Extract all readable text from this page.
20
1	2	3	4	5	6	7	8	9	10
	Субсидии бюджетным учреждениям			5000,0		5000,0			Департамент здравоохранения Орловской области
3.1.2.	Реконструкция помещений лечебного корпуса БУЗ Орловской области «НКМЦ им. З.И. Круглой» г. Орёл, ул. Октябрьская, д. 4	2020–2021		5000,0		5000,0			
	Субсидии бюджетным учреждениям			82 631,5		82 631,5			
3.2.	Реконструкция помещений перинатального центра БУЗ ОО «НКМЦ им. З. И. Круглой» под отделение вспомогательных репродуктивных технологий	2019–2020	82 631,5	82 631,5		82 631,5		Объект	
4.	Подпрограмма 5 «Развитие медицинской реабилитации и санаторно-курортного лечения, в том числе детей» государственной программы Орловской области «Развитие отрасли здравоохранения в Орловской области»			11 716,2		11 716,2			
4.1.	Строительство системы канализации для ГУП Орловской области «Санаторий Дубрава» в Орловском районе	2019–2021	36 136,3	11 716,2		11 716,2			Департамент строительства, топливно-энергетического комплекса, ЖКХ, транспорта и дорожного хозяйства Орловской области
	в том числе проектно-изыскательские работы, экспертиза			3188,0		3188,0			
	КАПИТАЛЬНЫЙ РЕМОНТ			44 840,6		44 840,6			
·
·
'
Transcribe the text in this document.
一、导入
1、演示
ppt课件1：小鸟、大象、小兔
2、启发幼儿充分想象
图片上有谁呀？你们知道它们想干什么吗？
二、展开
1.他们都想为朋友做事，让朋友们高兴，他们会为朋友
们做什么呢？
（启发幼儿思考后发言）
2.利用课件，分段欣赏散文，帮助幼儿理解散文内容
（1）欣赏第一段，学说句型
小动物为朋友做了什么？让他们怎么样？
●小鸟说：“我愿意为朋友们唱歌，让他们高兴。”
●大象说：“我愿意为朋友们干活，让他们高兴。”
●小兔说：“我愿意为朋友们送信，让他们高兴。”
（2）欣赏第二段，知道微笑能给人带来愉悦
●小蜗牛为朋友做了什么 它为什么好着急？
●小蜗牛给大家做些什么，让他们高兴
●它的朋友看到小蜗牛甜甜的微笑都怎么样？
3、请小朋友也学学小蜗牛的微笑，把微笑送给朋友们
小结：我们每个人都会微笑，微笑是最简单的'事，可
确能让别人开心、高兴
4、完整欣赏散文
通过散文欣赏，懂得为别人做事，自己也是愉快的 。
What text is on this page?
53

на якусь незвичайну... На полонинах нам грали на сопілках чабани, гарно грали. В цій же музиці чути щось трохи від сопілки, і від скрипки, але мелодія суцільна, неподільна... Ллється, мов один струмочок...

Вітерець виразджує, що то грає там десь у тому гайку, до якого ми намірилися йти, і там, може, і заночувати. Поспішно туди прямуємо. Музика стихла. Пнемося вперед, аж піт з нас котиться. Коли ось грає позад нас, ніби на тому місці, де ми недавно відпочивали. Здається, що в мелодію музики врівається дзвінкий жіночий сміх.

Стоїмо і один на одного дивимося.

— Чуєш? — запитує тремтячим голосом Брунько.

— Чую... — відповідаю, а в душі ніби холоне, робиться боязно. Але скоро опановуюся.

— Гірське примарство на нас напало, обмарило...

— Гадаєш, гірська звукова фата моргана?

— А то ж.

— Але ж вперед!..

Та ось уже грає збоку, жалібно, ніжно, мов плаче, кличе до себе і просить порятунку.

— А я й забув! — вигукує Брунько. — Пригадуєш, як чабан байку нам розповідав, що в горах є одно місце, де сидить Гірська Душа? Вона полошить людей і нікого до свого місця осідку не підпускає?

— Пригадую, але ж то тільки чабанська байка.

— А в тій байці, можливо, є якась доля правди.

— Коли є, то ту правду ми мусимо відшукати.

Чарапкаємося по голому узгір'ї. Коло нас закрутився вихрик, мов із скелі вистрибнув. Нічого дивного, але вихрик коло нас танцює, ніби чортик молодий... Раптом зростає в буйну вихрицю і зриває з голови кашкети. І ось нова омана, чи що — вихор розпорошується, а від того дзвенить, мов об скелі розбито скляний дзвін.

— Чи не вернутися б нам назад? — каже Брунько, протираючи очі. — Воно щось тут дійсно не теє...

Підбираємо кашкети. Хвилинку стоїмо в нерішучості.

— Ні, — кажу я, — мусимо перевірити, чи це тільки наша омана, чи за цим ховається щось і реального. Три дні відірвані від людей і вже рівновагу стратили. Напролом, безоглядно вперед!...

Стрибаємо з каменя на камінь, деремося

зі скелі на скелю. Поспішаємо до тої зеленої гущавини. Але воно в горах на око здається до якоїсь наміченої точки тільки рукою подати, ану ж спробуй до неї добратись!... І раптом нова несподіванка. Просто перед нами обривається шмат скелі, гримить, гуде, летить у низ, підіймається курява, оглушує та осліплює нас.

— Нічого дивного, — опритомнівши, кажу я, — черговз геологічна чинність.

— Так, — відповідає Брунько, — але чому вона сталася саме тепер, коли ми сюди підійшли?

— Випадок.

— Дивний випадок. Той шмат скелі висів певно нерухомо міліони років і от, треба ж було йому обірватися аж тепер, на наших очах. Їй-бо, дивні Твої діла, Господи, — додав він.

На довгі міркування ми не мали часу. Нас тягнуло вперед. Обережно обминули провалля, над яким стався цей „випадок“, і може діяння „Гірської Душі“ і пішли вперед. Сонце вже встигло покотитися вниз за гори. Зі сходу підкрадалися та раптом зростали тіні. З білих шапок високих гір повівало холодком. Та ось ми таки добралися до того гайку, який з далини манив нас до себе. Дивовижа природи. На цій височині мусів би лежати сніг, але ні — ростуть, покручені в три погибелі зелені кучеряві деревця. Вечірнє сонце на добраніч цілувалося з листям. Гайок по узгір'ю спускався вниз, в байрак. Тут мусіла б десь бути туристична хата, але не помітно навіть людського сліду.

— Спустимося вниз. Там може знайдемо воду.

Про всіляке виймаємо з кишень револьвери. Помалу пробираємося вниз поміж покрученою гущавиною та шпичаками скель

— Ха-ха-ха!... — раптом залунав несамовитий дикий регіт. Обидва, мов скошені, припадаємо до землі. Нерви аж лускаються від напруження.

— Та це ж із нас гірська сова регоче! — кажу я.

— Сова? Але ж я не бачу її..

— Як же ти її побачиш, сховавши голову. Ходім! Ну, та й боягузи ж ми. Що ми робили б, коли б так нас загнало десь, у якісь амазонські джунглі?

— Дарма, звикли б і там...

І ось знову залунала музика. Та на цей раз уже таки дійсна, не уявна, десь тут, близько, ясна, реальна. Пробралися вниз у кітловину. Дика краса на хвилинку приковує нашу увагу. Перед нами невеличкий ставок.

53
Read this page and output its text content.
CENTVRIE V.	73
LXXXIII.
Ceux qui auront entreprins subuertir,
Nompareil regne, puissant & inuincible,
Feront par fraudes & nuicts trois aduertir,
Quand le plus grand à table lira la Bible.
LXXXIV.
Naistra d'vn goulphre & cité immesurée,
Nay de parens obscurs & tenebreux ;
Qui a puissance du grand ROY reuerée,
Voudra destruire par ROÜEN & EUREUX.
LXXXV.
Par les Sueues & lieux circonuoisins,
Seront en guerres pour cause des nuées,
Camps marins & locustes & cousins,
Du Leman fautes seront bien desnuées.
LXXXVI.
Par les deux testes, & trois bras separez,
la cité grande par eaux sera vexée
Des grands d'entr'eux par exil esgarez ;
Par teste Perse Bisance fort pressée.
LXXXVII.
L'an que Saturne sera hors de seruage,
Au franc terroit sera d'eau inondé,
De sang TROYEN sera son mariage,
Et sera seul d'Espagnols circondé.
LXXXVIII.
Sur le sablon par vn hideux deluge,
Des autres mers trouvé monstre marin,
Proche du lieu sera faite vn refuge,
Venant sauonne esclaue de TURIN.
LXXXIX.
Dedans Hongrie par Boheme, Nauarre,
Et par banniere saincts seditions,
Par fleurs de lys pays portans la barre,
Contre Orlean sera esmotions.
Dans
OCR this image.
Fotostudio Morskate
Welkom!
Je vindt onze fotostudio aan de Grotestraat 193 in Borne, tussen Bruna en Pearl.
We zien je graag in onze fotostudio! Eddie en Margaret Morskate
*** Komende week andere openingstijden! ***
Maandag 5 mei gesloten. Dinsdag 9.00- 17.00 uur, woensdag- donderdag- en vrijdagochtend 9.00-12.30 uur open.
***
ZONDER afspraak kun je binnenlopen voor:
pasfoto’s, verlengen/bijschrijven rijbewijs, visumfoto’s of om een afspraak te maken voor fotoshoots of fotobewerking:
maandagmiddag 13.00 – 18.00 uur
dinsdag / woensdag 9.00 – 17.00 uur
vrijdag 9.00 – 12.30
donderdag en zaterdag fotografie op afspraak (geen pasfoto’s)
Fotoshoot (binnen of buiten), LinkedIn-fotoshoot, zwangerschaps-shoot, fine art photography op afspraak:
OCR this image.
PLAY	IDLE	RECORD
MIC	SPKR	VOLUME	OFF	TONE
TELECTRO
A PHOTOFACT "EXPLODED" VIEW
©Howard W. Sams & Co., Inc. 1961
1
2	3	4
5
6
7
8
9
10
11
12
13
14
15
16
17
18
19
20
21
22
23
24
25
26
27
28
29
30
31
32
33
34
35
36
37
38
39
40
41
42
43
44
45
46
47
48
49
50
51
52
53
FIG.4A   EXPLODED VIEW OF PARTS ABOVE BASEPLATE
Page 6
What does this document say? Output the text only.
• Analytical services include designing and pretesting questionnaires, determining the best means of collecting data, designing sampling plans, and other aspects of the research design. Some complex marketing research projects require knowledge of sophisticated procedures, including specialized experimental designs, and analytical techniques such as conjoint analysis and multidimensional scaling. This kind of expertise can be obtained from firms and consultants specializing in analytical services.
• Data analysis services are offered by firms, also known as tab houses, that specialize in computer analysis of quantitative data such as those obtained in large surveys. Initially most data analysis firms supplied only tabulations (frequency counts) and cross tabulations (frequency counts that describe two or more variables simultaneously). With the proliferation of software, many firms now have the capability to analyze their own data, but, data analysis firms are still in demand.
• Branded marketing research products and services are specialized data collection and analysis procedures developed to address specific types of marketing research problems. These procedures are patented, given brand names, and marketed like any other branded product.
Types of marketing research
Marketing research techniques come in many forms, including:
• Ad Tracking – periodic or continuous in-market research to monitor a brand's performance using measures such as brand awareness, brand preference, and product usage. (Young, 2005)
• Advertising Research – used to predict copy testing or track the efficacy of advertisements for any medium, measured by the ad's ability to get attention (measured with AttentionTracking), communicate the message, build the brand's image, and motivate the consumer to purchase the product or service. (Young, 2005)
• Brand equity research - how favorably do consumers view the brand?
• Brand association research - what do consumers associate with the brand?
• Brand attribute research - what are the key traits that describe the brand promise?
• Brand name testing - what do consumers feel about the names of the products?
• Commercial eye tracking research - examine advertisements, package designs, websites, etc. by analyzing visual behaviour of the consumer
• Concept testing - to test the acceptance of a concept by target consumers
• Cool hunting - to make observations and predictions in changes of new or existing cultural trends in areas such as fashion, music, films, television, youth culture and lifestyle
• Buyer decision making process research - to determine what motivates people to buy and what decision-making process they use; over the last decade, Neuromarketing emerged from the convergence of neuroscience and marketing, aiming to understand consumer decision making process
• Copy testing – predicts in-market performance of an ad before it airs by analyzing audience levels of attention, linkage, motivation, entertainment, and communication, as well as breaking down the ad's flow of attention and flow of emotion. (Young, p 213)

========

** Exercise directions **
List all lines from the entries that include the word "мусимо".

** Output below **
— Коли є, то ту правду ми мусимо відшукати.
— Ні, — кажу я, — мусимо перевірити, чи це тільки наша омана, чи за цим ховається щось і реального. Три дні відірвані від людей і вже рівновагу стратили. Напролом, безоглядно вперед!...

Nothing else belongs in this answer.